WHAT YOU ARE ASKED TO DO:
In the listing below, pick out lines with "reservoir".

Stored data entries
____________________
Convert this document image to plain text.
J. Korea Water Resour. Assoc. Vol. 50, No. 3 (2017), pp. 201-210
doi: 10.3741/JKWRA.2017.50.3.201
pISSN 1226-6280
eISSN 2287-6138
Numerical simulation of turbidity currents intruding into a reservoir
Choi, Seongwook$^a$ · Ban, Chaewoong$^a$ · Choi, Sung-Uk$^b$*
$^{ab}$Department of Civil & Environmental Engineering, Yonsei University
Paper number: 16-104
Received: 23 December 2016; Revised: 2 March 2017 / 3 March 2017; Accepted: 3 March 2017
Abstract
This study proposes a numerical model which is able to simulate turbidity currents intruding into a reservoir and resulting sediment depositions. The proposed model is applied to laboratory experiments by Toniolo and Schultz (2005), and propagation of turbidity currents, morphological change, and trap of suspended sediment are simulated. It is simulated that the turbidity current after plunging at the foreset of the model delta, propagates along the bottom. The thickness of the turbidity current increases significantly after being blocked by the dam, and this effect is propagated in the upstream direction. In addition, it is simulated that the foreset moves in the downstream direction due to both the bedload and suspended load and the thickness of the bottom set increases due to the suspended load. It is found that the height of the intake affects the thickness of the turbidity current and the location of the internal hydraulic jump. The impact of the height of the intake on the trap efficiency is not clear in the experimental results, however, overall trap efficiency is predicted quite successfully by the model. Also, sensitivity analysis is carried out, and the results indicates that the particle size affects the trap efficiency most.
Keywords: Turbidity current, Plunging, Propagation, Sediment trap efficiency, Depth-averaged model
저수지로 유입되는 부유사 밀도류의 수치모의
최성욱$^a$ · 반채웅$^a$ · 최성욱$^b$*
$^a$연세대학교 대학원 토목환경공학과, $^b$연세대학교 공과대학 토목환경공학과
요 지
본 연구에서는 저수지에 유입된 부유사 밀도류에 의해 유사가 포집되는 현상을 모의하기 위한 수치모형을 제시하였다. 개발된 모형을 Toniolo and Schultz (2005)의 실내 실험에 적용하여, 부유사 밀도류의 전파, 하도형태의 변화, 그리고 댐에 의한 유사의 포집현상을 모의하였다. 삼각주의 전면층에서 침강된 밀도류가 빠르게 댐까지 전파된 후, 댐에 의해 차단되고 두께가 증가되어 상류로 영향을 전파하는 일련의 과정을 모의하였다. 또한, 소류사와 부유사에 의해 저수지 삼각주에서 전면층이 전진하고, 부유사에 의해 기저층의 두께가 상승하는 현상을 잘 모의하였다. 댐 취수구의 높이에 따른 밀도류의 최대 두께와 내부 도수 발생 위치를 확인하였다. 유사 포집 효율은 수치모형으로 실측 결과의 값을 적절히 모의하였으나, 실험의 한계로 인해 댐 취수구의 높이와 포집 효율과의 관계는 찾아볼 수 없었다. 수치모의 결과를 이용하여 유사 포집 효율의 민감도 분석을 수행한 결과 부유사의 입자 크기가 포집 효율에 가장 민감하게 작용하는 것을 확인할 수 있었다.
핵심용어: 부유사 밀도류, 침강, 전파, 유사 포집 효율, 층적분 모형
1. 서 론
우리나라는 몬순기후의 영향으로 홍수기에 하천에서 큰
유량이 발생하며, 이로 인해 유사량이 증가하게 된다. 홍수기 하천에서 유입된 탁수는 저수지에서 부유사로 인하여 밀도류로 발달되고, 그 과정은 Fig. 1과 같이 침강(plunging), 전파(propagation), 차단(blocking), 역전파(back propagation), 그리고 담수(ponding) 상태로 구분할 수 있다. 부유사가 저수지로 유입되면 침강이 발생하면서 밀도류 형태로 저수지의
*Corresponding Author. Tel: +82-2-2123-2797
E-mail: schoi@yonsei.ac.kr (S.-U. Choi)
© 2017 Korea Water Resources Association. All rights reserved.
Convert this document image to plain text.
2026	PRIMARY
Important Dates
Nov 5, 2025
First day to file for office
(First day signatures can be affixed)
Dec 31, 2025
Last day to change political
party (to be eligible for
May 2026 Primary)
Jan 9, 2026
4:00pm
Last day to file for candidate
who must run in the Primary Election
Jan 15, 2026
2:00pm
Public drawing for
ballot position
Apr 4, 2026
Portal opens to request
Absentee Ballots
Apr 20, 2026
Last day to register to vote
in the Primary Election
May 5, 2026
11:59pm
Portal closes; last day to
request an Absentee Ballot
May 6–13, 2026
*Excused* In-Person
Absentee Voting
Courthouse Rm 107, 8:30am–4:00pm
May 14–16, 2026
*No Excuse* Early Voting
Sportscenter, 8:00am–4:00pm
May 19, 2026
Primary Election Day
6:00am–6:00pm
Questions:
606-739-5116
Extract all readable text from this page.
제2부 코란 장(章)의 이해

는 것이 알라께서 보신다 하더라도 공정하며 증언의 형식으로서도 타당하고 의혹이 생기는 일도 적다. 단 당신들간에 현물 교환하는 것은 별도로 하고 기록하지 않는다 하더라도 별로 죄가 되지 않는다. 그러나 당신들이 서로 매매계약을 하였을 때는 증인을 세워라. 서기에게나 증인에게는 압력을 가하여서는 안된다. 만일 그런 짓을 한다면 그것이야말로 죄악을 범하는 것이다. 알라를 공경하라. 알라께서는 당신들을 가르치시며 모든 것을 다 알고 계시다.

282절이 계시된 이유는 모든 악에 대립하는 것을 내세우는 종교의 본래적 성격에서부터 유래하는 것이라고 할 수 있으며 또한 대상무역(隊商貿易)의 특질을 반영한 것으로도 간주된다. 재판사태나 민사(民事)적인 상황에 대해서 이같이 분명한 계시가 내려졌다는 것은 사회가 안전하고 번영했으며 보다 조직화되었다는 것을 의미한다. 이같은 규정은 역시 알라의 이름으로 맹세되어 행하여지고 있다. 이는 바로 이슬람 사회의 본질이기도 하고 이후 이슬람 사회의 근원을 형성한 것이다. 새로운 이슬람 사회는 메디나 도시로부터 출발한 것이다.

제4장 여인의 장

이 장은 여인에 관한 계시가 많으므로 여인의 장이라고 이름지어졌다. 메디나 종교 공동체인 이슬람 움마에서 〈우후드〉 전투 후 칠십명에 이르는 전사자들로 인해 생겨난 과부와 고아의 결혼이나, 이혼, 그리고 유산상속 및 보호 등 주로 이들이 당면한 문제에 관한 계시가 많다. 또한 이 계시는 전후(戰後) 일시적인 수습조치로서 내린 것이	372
____________________
RESPONSE:
Numerical simulation of turbidity currents intruding into a reservoir
This study proposes a numerical model which is able to simulate turbidity currents intruding into a reservoir and resulting sediment depositions. The proposed model is applied to laboratory experiments by Toniolo and Schultz (2005), and propagation of turbidity currents, morphological change, and trap of suspended sediment are simulated. It is simulated that the turbidity current after plunging at the foreset of the model delta, propagates along the bottom. The thickness of the turbidity current increases significantly after being blocked by the dam, and this effect is propagated in the upstream direction. In addition, it is simulated that the foreset moves in the downstream direction due to both the bedload and suspended load and the thickness of the bottom set increases due to the suspended load. It is found that the height of the intake affects the thickness of the turbidity current and the location of the internal hydraulic jump. The impact of the height of the intake on the trap efficiency is not clear in the experimental results, however, overall trap efficiency is predicted quite successfully by the model. Also, sensitivity analysis is carried out, and the results indicates that the particle size affects the trap efficiency most.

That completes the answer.